Excerpts from a figure dataset
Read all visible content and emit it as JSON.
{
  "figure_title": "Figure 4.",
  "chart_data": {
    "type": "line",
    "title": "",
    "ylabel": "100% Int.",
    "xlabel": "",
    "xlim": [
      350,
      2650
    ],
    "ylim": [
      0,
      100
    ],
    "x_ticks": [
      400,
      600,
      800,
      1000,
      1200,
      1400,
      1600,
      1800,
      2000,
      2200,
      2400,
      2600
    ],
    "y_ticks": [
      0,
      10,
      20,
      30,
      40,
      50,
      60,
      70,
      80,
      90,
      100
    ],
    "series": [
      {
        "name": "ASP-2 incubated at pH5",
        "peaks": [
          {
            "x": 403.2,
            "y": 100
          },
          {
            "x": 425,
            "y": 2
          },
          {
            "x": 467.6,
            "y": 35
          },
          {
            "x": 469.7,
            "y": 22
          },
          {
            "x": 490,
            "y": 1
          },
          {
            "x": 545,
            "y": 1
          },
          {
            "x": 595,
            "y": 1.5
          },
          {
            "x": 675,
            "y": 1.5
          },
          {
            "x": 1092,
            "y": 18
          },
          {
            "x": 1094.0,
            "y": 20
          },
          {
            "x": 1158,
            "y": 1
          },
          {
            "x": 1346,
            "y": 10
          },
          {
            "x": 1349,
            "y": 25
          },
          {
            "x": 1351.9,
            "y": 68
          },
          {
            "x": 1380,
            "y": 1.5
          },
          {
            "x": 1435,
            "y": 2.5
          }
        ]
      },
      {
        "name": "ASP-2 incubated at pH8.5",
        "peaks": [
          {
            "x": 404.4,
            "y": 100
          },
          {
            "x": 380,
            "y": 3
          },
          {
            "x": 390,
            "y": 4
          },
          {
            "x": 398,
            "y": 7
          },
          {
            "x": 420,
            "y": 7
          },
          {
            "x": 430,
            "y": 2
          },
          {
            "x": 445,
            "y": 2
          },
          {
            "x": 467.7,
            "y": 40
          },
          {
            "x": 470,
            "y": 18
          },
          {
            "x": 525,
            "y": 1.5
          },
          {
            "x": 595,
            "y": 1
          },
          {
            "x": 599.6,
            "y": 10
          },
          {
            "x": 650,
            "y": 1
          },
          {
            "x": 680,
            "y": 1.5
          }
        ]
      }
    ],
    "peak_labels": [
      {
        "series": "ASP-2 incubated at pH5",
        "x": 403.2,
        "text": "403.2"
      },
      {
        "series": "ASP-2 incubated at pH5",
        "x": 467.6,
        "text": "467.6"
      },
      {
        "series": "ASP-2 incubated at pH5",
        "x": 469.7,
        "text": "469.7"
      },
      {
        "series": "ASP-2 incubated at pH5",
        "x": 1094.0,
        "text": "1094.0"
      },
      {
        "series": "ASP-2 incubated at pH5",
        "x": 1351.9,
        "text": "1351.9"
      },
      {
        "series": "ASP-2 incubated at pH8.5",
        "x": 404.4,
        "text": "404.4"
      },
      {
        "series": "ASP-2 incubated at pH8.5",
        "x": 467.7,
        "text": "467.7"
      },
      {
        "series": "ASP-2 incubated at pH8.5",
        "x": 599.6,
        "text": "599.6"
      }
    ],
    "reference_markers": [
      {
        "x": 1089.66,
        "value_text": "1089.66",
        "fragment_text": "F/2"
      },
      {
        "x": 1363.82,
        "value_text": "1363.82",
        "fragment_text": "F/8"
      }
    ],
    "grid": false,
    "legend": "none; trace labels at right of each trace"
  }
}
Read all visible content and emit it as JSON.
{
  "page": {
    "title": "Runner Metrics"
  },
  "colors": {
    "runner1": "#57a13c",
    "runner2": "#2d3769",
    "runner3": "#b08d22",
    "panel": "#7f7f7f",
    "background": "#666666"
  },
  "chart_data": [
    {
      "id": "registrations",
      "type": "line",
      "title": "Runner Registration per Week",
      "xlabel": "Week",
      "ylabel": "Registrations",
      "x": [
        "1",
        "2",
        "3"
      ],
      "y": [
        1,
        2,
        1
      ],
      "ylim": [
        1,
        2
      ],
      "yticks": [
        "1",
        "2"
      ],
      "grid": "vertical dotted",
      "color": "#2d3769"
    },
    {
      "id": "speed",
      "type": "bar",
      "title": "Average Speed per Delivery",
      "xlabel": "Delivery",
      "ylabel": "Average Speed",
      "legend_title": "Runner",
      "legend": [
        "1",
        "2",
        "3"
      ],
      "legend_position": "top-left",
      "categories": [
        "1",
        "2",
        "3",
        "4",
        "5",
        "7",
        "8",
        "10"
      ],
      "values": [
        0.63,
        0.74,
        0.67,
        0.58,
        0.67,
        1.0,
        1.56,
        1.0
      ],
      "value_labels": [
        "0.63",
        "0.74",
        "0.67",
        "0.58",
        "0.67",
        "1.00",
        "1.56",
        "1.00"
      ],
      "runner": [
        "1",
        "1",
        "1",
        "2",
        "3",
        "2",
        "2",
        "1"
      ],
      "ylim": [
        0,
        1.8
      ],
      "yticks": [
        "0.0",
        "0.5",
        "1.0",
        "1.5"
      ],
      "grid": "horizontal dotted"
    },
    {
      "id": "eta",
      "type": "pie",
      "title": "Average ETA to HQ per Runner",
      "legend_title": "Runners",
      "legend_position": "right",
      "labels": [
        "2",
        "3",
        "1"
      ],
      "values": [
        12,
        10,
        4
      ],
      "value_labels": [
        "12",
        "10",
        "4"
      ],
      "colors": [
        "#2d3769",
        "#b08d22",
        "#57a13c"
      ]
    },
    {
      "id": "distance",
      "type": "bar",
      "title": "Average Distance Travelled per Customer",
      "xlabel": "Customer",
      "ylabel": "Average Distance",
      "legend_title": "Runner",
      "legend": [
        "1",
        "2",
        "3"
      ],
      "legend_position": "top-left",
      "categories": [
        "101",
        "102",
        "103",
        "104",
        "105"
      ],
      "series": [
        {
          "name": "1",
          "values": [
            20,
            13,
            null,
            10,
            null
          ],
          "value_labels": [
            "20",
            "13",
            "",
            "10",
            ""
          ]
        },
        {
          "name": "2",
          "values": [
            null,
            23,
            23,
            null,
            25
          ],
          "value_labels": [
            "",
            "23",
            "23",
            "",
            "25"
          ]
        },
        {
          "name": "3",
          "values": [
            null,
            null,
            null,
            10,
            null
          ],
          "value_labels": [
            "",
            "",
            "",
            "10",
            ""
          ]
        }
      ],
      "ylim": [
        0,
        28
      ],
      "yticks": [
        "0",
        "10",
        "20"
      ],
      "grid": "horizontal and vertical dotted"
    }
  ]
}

◆ **What needs to be done**:
Copy out every line of the data above, exactly as given.

◆ **Full answer**:
Read all visible content and emit it as JSON.
{
  "figure_title": "Figure 4.",
  "chart_data": {
    "type": "line",
    "title": "",
    "ylabel": "100% Int.",
    "xlabel": "",
    "xlim": [
      350,
      2650
    ],
    "ylim": [
      0,
      100
    ],
    "x_ticks": [
      400,
      600,
      800,
      1000,
      1200,
      1400,
      1600,
      1800,
      2000,
      2200,
      2400,
      2600
    ],
    "y_ticks": [
      0,
      10,
      20,
      30,
      40,
      50,
      60,
      70,
      80,
      90,
      100
    ],
    "series": [
      {
        "name": "ASP-2 incubated at pH5",
        "peaks": [
          {
            "x": 403.2,
            "y": 100
          },
          {
            "x": 425,
            "y": 2
          },
          {
            "x": 467.6,
            "y": 35
          },
          {
            "x": 469.7,
            "y": 22
          },
          {
            "x": 490,
            "y": 1
          },
          {
            "x": 545,
            "y": 1
          },
          {
            "x": 595,
            "y": 1.5
          },
          {
            "x": 675,
            "y": 1.5
          },
          {
            "x": 1092,
            "y": 18
          },
          {
            "x": 1094.0,
            "y": 20
          },
          {
            "x": 1158,
            "y": 1
          },
          {
            "x": 1346,
            "y": 10
          },
          {
            "x": 1349,
            "y": 25
          },
          {
            "x": 1351.9,
            "y": 68
          },
          {
            "x": 1380,
            "y": 1.5
          },
          {
            "x": 1435,
            "y": 2.5
          }
        ]
      },
      {
        "name": "ASP-2 incubated at pH8.5",
        "peaks": [
          {
            "x": 404.4,
            "y": 100
          },
          {
            "x": 380,
            "y": 3
          },
          {
            "x": 390,
            "y": 4
          },
          {
            "x": 398,
            "y": 7
          },
          {
            "x": 420,
            "y": 7
          },
          {
            "x": 430,
            "y": 2
          },
          {
            "x": 445,
            "y": 2
          },
          {
            "x": 467.7,
            "y": 40
          },
          {
            "x": 470,
            "y": 18
          },
          {
            "x": 525,
            "y": 1.5
          },
          {
            "x": 595,
            "y": 1
          },
          {
            "x": 599.6,
            "y": 10
          },
          {
            "x": 650,
            "y": 1
          },
          {
            "x": 680,
            "y": 1.5
          }
        ]
      }
    ],
    "peak_labels": [
      {
        "series": "ASP-2 incubated at pH5",
        "x": 403.2,
        "text": "403.2"
      },
      {
        "series": "ASP-2 incubated at pH5",
        "x": 467.6,
        "text": "467.6"
      },
      {
        "series": "ASP-2 incubated at pH5",
        "x": 469.7,
        "text": "469.7"
      },
      {
        "series": "ASP-2 incubated at pH5",
        "x": 1094.0,
        "text": "1094.0"
      },
      {
        "series": "ASP-2 incubated at pH5",
        "x": 1351.9,
        "text": "1351.9"
      },
      {
        "series": "ASP-2 incubated at pH8.5",
        "x": 404.4,
        "text": "404.4"
      },
      {
        "series": "ASP-2 incubated at pH8.5",
        "x": 467.7,
        "text": "467.7"
      },
      {
        "series": "ASP-2 incubated at pH8.5",
        "x": 599.6,
        "text": "599.6"
      }
    ],
    "reference_markers": [
      {
        "x": 1089.66,
        "value_text": "1089.66",
        "fragment_text": "F/2"
      },
      {
        "x": 1363.82,
        "value_text": "1363.82",
        "fragment_text": "F/8"
      }
    ],
    "grid": false,
    "legend": "none; trace labels at right of each trace"
  }
}
Read all visible content and emit it as JSON.
{
  "page": {
    "title": "Runner Metrics"
  },
  "colors": {
    "runner1": "#57a13c",
    "runner2": "#2d3769",
    "runner3": "#b08d22",
    "panel": "#7f7f7f",
    "background": "#666666"
  },
  "chart_data": [
    {
      "id": "registrations",
      "type": "line",
      "title": "Runner Registration per Week",
      "xlabel": "Week",
      "ylabel": "Registrations",
      "x": [
        "1",
        "2",
        "3"
      ],
      "y": [
        1,
        2,
        1
      ],
      "ylim": [
        1,
        2
      ],
      "yticks": [
        "1",
        "2"
      ],
      "grid": "vertical dotted",
      "color": "#2d3769"
    },
    {
      "id": "speed",
      "type": "bar",
      "title": "Average Speed per Delivery",
      "xlabel": "Delivery",
      "ylabel": "Average Speed",
      "legend_title": "Runner",
      "legend": [
        "1",
        "2",
        "3"
      ],
      "legend_position": "top-left",
      "categories": [
        "1",
        "2",
        "3",
        "4",
        "5",
        "7",
        "8",
        "10"
      ],
      "values": [
        0.63,
        0.74,
        0.67,
        0.58,
        0.67,
        1.0,
        1.56,
        1.0
      ],
      "value_labels": [
        "0.63",
        "0.74",
        "0.67",
        "0.58",
        "0.67",
        "1.00",
        "1.56",
        "1.00"
      ],
      "runner": [
        "1",
        "1",
        "1",
        "2",
        "3",
        "2",
        "2",
        "1"
      ],
      "ylim": [
        0,
        1.8
      ],
      "yticks": [
        "0.0",
        "0.5",
        "1.0",
        "1.5"
      ],
      "grid": "horizontal dotted"
    },
    {
      "id": "eta",
      "type": "pie",
      "title": "Average ETA to HQ per Runner",
      "legend_title": "Runners",
      "legend_position": "right",
      "labels": [
        "2",
        "3",
        "1"
      ],
      "values": [
        12,
        10,
        4
      ],
      "value_labels": [
        "12",
        "10",
        "4"
      ],
      "colors": [
        "#2d3769",
        "#b08d22",
        "#57a13c"
      ]
    },
    {
      "id": "distance",
      "type": "bar",
      "title": "Average Distance Travelled per Customer",
      "xlabel": "Customer",
      "ylabel": "Average Distance",
      "legend_title": "Runner",
      "legend": [
        "1",
        "2",
        "3"
      ],
      "legend_position": "top-left",
      "categories": [
        "101",
        "102",
        "103",
        "104",
        "105"
      ],
      "series": [
        {
          "name": "1",
          "values": [
            20,
            13,
            null,
            10,
            null
          ],
          "value_labels": [
            "20",
            "13",
            "",
            "10",
            ""
          ]
        },
        {
          "name": "2",
          "values": [
            null,
            23,
            23,
            null,
            25
          ],
          "value_labels": [
            "",
            "23",
            "23",
            "",
            "25"
          ]
        },
        {
          "name": "3",
          "values": [
            null,
            null,
            null,
            10,
            null
          ],
          "value_labels": [
            "",
            "",
            "",
            "10",
            ""
          ]
        }
      ],
      "ylim": [
        0,
        28
      ],
      "yticks": [
        "0",
        "10",
        "20"
      ],
      "grid": "horizontal and vertical dotted"
    }
  ]
}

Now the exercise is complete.